=== Material shown ===

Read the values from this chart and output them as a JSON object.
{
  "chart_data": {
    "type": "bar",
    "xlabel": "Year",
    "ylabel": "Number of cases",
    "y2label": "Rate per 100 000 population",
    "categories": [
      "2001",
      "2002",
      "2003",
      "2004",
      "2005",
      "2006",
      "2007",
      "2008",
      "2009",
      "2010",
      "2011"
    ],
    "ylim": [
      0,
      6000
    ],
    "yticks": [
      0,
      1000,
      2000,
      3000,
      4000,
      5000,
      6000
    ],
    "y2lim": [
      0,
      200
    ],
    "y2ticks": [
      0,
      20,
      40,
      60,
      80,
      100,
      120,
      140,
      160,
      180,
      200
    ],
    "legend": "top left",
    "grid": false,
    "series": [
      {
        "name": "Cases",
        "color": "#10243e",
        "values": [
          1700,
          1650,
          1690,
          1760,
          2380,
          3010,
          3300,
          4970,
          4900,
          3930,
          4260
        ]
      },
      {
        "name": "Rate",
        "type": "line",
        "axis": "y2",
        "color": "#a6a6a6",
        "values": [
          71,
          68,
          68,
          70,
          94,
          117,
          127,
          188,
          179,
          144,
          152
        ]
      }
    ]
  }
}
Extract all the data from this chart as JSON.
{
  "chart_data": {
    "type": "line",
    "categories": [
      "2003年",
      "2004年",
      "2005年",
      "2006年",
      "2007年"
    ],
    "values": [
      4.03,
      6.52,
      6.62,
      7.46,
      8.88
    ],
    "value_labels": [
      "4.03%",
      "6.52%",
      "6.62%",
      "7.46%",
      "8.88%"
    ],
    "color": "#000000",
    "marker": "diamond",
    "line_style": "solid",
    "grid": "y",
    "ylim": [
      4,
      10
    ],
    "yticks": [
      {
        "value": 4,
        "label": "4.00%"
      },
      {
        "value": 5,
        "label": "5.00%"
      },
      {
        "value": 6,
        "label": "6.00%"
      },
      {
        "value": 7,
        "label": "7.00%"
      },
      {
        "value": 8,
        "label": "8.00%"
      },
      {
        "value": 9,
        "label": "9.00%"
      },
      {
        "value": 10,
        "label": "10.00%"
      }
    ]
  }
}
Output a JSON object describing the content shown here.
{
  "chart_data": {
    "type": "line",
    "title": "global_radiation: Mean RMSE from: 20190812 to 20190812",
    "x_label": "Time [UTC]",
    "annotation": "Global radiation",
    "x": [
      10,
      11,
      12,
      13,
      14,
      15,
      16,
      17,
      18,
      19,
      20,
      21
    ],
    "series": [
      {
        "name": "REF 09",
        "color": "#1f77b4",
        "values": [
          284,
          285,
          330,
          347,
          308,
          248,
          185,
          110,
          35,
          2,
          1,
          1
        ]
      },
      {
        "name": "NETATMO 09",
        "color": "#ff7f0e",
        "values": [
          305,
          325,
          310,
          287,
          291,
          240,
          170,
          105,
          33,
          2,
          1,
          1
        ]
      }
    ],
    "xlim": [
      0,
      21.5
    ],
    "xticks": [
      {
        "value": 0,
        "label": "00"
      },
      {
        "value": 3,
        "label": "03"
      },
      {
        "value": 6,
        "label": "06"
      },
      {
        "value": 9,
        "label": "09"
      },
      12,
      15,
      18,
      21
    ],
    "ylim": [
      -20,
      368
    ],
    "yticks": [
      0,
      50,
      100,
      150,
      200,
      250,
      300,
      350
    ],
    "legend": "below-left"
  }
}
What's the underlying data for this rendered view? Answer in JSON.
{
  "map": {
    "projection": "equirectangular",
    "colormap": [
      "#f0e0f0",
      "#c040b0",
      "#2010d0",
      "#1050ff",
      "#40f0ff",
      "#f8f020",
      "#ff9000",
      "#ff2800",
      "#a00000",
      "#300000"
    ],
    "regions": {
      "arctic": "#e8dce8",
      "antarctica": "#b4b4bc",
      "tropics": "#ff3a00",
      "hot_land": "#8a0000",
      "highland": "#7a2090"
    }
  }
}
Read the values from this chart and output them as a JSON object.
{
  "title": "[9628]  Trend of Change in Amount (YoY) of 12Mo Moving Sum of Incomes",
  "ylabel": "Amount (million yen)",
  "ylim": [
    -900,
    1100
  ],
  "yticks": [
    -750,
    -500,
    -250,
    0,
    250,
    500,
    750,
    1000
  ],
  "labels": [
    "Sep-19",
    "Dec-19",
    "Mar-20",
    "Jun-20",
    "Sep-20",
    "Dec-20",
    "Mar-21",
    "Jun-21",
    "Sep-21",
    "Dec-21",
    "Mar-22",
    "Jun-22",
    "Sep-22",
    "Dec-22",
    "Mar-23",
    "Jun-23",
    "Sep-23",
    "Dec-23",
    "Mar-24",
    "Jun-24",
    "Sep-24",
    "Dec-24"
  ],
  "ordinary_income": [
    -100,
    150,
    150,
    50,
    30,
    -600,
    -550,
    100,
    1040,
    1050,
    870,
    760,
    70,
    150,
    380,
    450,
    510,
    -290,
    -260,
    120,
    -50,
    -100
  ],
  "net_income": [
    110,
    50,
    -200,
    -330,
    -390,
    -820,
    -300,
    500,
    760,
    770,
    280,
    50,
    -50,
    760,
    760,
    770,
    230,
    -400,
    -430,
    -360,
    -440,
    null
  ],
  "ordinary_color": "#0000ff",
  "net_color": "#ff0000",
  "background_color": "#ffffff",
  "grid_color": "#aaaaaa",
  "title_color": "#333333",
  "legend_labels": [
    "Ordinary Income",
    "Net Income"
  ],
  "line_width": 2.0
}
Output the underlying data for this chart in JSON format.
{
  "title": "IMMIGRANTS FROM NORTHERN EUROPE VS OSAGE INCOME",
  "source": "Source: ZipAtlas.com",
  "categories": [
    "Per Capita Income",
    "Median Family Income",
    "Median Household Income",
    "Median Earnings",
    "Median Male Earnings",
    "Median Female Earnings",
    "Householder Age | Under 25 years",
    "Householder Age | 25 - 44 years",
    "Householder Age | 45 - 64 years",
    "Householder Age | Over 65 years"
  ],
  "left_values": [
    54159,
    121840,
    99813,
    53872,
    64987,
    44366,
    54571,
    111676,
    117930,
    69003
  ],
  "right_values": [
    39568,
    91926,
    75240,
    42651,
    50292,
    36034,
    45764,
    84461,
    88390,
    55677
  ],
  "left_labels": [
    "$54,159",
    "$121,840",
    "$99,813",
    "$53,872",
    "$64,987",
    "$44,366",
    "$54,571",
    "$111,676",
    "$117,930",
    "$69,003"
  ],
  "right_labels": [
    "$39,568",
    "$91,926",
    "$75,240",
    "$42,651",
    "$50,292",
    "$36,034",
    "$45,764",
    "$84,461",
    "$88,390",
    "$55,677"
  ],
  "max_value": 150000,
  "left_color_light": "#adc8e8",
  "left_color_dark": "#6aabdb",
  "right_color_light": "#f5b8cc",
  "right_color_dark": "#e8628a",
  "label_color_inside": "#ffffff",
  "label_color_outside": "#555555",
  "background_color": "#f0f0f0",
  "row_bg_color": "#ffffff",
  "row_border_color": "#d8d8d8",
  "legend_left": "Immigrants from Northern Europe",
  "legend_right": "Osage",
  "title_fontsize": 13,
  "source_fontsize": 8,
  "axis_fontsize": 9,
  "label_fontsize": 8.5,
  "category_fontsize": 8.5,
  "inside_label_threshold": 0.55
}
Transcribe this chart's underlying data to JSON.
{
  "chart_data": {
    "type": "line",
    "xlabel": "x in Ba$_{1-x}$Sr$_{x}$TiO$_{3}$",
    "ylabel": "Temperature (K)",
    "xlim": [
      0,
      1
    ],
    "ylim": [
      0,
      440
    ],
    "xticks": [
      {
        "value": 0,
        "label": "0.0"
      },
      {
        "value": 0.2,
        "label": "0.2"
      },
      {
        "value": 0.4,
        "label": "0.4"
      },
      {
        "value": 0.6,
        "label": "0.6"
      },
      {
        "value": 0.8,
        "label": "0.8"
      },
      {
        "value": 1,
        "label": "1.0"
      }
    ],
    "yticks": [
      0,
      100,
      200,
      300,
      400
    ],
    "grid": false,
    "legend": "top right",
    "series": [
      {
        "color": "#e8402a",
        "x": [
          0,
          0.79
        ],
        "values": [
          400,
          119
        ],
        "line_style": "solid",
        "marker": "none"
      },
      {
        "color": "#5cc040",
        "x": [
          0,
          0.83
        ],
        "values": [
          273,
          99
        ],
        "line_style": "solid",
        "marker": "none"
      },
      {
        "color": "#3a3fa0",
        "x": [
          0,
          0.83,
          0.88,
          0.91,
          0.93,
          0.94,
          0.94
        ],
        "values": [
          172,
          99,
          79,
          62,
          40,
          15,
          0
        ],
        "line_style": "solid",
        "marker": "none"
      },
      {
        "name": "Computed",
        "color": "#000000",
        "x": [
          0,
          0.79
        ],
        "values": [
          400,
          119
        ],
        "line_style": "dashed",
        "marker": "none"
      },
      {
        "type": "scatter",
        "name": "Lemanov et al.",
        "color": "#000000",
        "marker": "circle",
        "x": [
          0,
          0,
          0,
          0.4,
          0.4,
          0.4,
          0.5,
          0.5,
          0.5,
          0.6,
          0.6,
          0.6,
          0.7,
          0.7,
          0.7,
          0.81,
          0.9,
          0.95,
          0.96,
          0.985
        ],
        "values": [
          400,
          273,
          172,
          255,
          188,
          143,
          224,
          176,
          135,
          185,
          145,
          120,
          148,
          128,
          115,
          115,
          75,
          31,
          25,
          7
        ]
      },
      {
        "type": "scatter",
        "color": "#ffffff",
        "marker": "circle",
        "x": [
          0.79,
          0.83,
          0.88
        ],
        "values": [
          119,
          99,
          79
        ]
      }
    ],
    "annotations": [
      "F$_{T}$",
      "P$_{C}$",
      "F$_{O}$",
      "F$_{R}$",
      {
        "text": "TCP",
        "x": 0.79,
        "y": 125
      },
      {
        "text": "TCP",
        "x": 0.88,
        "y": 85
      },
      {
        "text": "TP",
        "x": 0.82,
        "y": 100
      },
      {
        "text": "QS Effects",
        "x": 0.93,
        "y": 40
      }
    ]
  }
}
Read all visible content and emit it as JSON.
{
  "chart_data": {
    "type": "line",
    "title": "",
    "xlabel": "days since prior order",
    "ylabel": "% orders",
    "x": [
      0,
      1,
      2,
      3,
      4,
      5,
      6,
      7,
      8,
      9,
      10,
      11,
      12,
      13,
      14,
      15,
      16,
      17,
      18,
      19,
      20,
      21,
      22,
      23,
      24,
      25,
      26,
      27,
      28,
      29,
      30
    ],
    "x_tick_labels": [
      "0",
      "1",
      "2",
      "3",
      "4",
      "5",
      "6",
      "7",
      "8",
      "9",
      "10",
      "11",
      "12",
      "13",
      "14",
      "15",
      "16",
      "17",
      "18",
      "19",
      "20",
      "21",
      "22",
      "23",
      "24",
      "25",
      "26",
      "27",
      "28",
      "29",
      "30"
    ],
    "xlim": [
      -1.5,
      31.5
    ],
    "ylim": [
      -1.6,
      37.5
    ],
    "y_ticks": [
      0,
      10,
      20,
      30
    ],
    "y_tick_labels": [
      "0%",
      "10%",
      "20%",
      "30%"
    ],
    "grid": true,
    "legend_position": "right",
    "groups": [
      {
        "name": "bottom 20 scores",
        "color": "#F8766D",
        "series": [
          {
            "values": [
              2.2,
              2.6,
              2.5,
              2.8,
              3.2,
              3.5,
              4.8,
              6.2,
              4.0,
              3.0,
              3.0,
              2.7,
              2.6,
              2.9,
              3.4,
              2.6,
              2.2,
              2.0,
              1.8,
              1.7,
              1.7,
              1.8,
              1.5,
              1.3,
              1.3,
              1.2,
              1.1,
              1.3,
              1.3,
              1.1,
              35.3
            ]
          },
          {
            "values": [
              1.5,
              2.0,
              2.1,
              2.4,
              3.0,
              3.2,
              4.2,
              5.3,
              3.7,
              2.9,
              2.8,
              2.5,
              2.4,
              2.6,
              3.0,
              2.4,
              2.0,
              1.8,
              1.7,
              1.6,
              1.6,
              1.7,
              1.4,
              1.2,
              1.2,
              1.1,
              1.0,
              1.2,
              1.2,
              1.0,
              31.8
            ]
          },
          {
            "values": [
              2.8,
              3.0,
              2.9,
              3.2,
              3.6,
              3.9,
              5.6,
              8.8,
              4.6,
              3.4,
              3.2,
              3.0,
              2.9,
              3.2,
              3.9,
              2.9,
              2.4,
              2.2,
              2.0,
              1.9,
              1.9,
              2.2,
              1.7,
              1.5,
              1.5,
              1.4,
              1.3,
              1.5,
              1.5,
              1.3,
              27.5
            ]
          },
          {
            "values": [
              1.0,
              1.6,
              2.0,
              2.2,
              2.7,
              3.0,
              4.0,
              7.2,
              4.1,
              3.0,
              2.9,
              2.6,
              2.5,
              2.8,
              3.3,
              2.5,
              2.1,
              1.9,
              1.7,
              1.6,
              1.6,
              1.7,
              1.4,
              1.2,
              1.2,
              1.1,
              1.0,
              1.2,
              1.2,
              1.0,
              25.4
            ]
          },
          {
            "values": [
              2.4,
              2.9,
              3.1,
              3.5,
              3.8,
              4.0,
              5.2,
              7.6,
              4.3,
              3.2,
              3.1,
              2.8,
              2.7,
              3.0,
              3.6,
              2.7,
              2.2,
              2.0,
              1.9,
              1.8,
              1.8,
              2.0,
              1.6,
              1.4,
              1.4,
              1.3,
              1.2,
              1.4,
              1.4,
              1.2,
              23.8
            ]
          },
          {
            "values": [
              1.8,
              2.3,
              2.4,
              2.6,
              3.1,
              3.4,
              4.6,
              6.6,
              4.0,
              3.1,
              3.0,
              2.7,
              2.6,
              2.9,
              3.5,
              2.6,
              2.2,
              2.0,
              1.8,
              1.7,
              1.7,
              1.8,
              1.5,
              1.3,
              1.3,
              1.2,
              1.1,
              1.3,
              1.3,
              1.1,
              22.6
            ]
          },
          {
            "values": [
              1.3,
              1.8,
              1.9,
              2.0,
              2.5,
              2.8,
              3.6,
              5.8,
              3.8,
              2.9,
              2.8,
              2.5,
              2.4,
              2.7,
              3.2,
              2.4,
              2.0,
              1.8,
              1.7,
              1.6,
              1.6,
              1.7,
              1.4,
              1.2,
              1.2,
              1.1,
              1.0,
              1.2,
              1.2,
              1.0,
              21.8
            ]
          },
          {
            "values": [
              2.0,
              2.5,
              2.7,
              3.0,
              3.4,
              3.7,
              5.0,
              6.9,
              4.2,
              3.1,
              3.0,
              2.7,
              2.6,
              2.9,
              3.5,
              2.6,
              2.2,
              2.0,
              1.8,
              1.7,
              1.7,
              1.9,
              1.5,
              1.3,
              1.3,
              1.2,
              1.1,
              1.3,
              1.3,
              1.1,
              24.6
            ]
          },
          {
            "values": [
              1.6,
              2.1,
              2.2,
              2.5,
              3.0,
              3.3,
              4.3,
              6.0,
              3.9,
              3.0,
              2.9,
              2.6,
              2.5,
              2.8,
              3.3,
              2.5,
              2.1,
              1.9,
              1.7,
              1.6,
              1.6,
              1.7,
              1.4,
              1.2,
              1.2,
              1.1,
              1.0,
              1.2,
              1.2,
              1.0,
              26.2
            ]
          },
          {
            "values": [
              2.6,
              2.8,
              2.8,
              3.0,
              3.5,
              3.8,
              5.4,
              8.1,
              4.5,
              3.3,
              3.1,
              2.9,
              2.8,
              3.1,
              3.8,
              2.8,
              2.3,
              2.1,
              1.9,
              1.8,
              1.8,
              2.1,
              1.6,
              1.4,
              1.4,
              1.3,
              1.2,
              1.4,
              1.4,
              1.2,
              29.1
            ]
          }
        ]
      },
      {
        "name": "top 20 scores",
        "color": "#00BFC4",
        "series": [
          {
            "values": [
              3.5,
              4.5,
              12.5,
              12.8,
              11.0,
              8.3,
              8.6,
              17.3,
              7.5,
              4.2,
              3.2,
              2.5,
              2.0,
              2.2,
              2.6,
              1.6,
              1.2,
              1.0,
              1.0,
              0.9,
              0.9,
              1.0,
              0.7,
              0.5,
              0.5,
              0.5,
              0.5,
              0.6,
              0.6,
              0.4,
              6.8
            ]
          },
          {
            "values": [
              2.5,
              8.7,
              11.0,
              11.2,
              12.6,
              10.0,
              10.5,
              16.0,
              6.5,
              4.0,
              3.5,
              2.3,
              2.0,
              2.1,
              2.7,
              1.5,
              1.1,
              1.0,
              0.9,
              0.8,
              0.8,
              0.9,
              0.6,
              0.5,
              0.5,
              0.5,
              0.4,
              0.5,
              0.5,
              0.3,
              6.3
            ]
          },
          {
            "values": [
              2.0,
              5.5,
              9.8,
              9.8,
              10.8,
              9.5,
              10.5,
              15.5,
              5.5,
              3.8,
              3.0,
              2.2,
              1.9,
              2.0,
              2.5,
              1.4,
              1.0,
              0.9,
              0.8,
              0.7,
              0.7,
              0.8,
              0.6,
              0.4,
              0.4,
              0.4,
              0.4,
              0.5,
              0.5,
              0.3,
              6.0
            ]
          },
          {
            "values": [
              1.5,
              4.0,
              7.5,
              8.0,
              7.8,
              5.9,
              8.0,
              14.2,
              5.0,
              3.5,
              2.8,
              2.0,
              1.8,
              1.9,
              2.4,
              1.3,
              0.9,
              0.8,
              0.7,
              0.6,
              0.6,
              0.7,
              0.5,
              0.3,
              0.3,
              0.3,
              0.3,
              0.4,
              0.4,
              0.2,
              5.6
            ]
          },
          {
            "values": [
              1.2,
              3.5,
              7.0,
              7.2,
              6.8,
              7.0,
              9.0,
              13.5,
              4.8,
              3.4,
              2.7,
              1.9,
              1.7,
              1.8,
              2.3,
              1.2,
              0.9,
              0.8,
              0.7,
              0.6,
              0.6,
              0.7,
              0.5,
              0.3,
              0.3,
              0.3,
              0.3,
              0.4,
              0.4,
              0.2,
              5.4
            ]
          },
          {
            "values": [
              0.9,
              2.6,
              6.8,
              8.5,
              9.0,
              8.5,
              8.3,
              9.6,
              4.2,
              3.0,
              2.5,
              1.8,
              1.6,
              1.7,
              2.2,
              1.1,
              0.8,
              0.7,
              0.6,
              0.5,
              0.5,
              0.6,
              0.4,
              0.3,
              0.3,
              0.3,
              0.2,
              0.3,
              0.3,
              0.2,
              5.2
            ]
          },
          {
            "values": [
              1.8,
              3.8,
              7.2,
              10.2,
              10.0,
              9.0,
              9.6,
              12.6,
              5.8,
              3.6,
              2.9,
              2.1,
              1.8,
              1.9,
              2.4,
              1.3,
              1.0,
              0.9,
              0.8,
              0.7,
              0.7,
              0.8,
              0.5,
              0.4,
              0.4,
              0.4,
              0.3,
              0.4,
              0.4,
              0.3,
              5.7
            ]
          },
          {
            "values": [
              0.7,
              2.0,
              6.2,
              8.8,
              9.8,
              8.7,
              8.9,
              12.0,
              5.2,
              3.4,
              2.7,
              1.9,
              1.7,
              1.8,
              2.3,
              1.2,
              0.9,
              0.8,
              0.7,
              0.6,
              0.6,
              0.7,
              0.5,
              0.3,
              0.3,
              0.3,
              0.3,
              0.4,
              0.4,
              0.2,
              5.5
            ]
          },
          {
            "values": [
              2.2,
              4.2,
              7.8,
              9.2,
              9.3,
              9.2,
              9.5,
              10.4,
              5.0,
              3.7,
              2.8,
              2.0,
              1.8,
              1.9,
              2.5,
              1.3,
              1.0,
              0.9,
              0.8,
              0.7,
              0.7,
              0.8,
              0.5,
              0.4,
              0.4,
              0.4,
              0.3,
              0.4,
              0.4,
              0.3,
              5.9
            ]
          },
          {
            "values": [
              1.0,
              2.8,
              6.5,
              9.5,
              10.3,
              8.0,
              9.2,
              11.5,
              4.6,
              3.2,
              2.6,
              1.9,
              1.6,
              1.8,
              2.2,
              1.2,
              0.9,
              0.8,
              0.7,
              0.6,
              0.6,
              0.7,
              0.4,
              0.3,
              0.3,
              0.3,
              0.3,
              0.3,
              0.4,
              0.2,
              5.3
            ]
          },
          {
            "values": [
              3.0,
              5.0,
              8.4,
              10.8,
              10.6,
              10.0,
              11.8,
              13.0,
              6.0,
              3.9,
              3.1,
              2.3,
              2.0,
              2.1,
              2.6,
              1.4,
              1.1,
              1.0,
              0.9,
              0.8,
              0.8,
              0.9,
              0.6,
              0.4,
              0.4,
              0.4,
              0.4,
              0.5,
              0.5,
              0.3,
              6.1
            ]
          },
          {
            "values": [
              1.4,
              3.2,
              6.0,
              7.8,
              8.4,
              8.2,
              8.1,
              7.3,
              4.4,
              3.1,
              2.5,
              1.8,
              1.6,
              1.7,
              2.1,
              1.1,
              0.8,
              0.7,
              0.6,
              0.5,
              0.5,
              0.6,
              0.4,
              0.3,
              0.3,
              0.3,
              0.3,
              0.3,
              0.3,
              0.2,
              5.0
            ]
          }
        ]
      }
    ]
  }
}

=== What needs to be done ===
Extract every line containing the string "content" from the material.

=== The output ===
Output a JSON object describing the content shown here.
Read all visible content and emit it as JSON.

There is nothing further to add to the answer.